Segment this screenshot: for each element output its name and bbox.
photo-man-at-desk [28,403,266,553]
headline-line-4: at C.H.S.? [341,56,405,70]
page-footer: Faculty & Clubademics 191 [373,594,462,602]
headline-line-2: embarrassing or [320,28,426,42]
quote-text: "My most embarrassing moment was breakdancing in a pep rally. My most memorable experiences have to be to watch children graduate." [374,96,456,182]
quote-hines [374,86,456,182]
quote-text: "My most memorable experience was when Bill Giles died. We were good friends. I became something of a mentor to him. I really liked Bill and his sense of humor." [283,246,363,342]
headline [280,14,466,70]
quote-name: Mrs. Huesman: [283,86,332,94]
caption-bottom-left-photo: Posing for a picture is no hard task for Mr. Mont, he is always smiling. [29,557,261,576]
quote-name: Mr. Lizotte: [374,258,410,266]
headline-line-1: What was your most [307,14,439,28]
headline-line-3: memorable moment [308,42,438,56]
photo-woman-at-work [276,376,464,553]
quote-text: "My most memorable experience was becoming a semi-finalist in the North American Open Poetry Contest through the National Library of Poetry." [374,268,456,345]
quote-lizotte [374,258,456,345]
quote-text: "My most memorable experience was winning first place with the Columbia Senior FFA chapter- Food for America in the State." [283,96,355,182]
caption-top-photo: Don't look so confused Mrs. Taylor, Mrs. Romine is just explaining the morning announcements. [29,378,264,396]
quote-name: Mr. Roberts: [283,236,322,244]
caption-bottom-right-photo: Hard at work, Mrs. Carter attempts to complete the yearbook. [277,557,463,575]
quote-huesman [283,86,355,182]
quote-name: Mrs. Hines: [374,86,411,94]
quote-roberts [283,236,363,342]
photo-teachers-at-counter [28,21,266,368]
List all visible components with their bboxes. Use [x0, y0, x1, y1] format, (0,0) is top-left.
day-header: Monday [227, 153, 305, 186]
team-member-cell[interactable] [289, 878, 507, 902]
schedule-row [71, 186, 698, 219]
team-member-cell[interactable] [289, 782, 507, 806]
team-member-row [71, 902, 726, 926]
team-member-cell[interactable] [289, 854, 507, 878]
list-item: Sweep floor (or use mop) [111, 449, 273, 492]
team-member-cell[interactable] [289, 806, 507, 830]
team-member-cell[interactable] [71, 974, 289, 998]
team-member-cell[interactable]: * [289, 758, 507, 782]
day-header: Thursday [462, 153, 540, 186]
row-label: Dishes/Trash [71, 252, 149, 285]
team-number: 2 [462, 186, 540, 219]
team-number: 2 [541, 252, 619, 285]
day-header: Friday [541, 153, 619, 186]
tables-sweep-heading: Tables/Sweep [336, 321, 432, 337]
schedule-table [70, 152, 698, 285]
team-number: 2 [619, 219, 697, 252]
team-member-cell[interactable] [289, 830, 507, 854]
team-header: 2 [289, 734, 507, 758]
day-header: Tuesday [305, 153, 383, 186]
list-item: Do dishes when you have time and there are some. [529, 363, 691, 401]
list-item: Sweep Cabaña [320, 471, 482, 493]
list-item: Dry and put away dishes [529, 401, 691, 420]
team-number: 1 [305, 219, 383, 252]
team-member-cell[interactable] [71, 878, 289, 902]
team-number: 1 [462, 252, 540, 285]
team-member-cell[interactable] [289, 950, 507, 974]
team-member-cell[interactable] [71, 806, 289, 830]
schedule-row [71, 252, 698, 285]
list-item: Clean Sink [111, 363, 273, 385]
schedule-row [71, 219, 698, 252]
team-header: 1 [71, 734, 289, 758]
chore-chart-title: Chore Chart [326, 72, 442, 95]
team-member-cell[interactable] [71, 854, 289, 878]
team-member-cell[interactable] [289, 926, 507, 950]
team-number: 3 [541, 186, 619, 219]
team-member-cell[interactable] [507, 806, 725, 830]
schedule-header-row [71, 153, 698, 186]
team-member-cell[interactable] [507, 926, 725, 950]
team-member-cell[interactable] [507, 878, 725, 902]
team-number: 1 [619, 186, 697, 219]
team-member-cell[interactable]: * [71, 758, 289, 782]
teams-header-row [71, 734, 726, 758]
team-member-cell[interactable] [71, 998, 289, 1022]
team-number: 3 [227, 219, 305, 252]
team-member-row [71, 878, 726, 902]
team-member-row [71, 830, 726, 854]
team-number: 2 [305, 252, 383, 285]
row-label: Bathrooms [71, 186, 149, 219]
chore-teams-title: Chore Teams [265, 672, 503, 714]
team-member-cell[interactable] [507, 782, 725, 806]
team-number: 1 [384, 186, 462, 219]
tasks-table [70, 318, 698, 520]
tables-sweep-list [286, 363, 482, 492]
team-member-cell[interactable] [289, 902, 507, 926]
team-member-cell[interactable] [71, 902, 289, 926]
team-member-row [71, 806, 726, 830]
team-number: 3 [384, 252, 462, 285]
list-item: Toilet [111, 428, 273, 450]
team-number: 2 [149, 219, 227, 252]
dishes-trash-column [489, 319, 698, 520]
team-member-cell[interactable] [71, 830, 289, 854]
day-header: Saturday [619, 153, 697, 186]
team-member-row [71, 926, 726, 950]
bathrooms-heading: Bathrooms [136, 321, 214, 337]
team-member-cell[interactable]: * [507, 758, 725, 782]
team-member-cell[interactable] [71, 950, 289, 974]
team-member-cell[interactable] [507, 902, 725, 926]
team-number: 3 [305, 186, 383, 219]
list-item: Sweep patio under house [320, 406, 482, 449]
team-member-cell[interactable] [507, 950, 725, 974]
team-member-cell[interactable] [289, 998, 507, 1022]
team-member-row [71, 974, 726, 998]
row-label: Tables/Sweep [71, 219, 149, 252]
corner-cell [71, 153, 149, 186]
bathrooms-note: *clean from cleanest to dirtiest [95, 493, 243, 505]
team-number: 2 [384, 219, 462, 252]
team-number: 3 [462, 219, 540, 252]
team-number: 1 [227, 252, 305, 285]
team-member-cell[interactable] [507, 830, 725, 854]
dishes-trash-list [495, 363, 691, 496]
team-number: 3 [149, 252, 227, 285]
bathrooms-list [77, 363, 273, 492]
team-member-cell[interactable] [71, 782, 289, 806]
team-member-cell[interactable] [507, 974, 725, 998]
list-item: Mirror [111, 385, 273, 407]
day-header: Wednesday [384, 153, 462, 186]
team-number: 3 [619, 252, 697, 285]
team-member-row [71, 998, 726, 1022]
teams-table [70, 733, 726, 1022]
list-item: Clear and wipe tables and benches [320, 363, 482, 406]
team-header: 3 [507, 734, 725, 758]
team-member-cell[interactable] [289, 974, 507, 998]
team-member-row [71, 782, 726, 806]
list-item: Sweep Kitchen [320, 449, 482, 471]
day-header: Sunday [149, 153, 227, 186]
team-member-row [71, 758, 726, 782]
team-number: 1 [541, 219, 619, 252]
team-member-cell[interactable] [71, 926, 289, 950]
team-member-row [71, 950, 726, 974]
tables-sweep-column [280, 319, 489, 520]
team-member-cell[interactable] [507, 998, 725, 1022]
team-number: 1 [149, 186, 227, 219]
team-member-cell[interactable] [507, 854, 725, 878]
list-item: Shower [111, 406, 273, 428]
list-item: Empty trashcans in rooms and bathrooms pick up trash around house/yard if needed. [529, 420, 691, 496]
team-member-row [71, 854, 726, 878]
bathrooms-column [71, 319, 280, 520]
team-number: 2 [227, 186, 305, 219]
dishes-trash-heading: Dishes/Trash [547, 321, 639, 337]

Aim of the task -
Update the data above by replacing every occurrence of "memorable" with "unforgettable", leaving everything else unchanged.

Reply -
Segment this screenshot: for each element output its name and bbox.
photo-man-at-desk [28,403,266,553]
headline-line-4: at C.H.S.? [341,56,405,70]
page-footer: Faculty & Clubademics 191 [373,594,462,602]
headline-line-2: embarrassing or [320,28,426,42]
quote-text: "My most embarrassing moment was breakdancing in a pep rally. My most unforgettable experiences have to be to watch children graduate." [374,96,456,182]
quote-hines [374,86,456,182]
quote-text: "My most unforgettable experience was when Bill Giles died. We were good friends. I became something of a mentor to him. I really liked Bill and his sense of humor." [283,246,363,342]
headline [280,14,466,70]
quote-name: Mrs. Huesman: [283,86,332,94]
caption-bottom-left-photo: Posing for a picture is no hard task for Mr. Mont, he is always smiling. [29,557,261,576]
quote-name: Mr. Lizotte: [374,258,410,266]
headline-line-1: What was your most [307,14,439,28]
headline-line-3: unforgettable moment [308,42,438,56]
photo-woman-at-work [276,376,464,553]
quote-text: "My most unforgettable experience was becoming a semi-finalist in the North American Open Poetry Contest through the National Library of Poetry." [374,268,456,345]
quote-lizotte [374,258,456,345]
quote-text: "My most unforgettable experience was winning first place with the Columbia Senior FFA chapter- Food for America in the State." [283,96,355,182]
caption-top-photo: Don't look so confused Mrs. Taylor, Mrs. Romine is just explaining the morning announcements. [29,378,264,396]
quote-name: Mr. Roberts: [283,236,322,244]
caption-bottom-right-photo: Hard at work, Mrs. Carter attempts to complete the yearbook. [277,557,463,575]
quote-huesman [283,86,355,182]
quote-name: Mrs. Hines: [374,86,411,94]
quote-roberts [283,236,363,342]
photo-teachers-at-counter [28,21,266,368]
List all visible components with their bboxes. Use [x0, y0, x1, y1] format, (0,0) is top-left.
day-header: Monday [227, 153, 305, 186]
team-member-cell[interactable] [289, 878, 507, 902]
schedule-row [71, 186, 698, 219]
team-member-cell[interactable] [289, 782, 507, 806]
team-member-row [71, 902, 726, 926]
team-member-cell[interactable] [289, 854, 507, 878]
list-item: Sweep floor (or use mop) [111, 449, 273, 492]
team-member-cell[interactable] [289, 806, 507, 830]
team-member-cell[interactable] [71, 974, 289, 998]
team-member-cell[interactable]: * [289, 758, 507, 782]
day-header: Thursday [462, 153, 540, 186]
row-label: Dishes/Trash [71, 252, 149, 285]
team-number: 2 [462, 186, 540, 219]
team-number: 2 [541, 252, 619, 285]
day-header: Friday [541, 153, 619, 186]
tables-sweep-heading: Tables/Sweep [336, 321, 432, 337]
schedule-table [70, 152, 698, 285]
team-number: 2 [619, 219, 697, 252]
team-member-cell[interactable] [289, 830, 507, 854]
team-header: 2 [289, 734, 507, 758]
day-header: Tuesday [305, 153, 383, 186]
list-item: Do dishes when you have time and there are some. [529, 363, 691, 401]
list-item: Sweep Cabaña [320, 471, 482, 493]
list-item: Dry and put away dishes [529, 401, 691, 420]
team-number: 1 [305, 219, 383, 252]
team-member-cell[interactable] [71, 878, 289, 902]
team-number: 1 [462, 252, 540, 285]
team-member-cell[interactable] [289, 950, 507, 974]
team-member-cell[interactable] [71, 806, 289, 830]
schedule-row [71, 252, 698, 285]
list-item: Clean Sink [111, 363, 273, 385]
schedule-row [71, 219, 698, 252]
team-header: 1 [71, 734, 289, 758]
chore-chart-title: Chore Chart [326, 72, 442, 95]
team-member-cell[interactable] [71, 854, 289, 878]
team-member-cell[interactable] [289, 926, 507, 950]
team-number: 3 [541, 186, 619, 219]
team-member-cell[interactable] [507, 806, 725, 830]
schedule-header-row [71, 153, 698, 186]
team-member-cell[interactable] [507, 926, 725, 950]
team-member-cell[interactable] [507, 878, 725, 902]
team-number: 1 [619, 186, 697, 219]
team-member-cell[interactable]: * [71, 758, 289, 782]
teams-header-row [71, 734, 726, 758]
team-member-cell[interactable] [71, 998, 289, 1022]
team-number: 3 [227, 219, 305, 252]
team-member-row [71, 878, 726, 902]
team-member-row [71, 830, 726, 854]
team-number: 2 [305, 252, 383, 285]
row-label: Bathrooms [71, 186, 149, 219]
chore-teams-title: Chore Teams [265, 672, 503, 714]
team-member-cell[interactable] [507, 782, 725, 806]
team-number: 1 [384, 186, 462, 219]
tasks-table [70, 318, 698, 520]
tables-sweep-list [286, 363, 482, 492]
team-member-cell[interactable] [289, 902, 507, 926]
team-member-cell[interactable] [71, 902, 289, 926]
team-member-row [71, 806, 726, 830]
team-number: 3 [384, 252, 462, 285]
list-item: Toilet [111, 428, 273, 450]
team-number: 2 [149, 219, 227, 252]
dishes-trash-column [489, 319, 698, 520]
team-member-cell[interactable] [71, 830, 289, 854]
day-header: Saturday [619, 153, 697, 186]
team-member-row [71, 926, 726, 950]
bathrooms-heading: Bathrooms [136, 321, 214, 337]
team-member-cell[interactable]: * [507, 758, 725, 782]
team-member-cell[interactable] [71, 950, 289, 974]
team-member-cell[interactable] [507, 902, 725, 926]
team-number: 3 [305, 186, 383, 219]
list-item: Sweep patio under house [320, 406, 482, 449]
team-member-cell[interactable] [507, 950, 725, 974]
team-member-cell[interactable] [289, 998, 507, 1022]
team-member-row [71, 974, 726, 998]
row-label: Tables/Sweep [71, 219, 149, 252]
corner-cell [71, 153, 149, 186]
bathrooms-note: *clean from cleanest to dirtiest [95, 493, 243, 505]
team-number: 2 [384, 219, 462, 252]
team-number: 3 [462, 219, 540, 252]
team-number: 1 [227, 252, 305, 285]
team-member-cell[interactable] [507, 830, 725, 854]
dishes-trash-list [495, 363, 691, 496]
team-number: 3 [149, 252, 227, 285]
bathrooms-list [77, 363, 273, 492]
team-member-cell[interactable] [71, 782, 289, 806]
team-member-cell[interactable] [507, 974, 725, 998]
list-item: Mirror [111, 385, 273, 407]
day-header: Wednesday [384, 153, 462, 186]
team-number: 3 [619, 252, 697, 285]
team-member-row [71, 998, 726, 1022]
teams-table [70, 733, 726, 1022]
list-item: Clear and wipe tables and benches [320, 363, 482, 406]
team-header: 3 [507, 734, 725, 758]
team-member-cell[interactable] [289, 974, 507, 998]
team-member-row [71, 782, 726, 806]
list-item: Sweep Kitchen [320, 449, 482, 471]
day-header: Sunday [149, 153, 227, 186]
team-member-row [71, 758, 726, 782]
team-number: 1 [541, 219, 619, 252]
team-member-cell[interactable] [71, 926, 289, 950]
team-member-row [71, 950, 726, 974]
tables-sweep-column [280, 319, 489, 520]
team-member-cell[interactable] [507, 998, 725, 1022]
team-number: 1 [149, 186, 227, 219]
team-member-cell[interactable] [507, 854, 725, 878]
list-item: Shower [111, 406, 273, 428]
list-item: Empty trashcans in rooms and bathrooms pick up trash around house/yard if needed. [529, 420, 691, 496]
team-member-row [71, 854, 726, 878]
bathrooms-column [71, 319, 280, 520]
team-number: 2 [227, 186, 305, 219]
dishes-trash-heading: Dishes/Trash [547, 321, 639, 337]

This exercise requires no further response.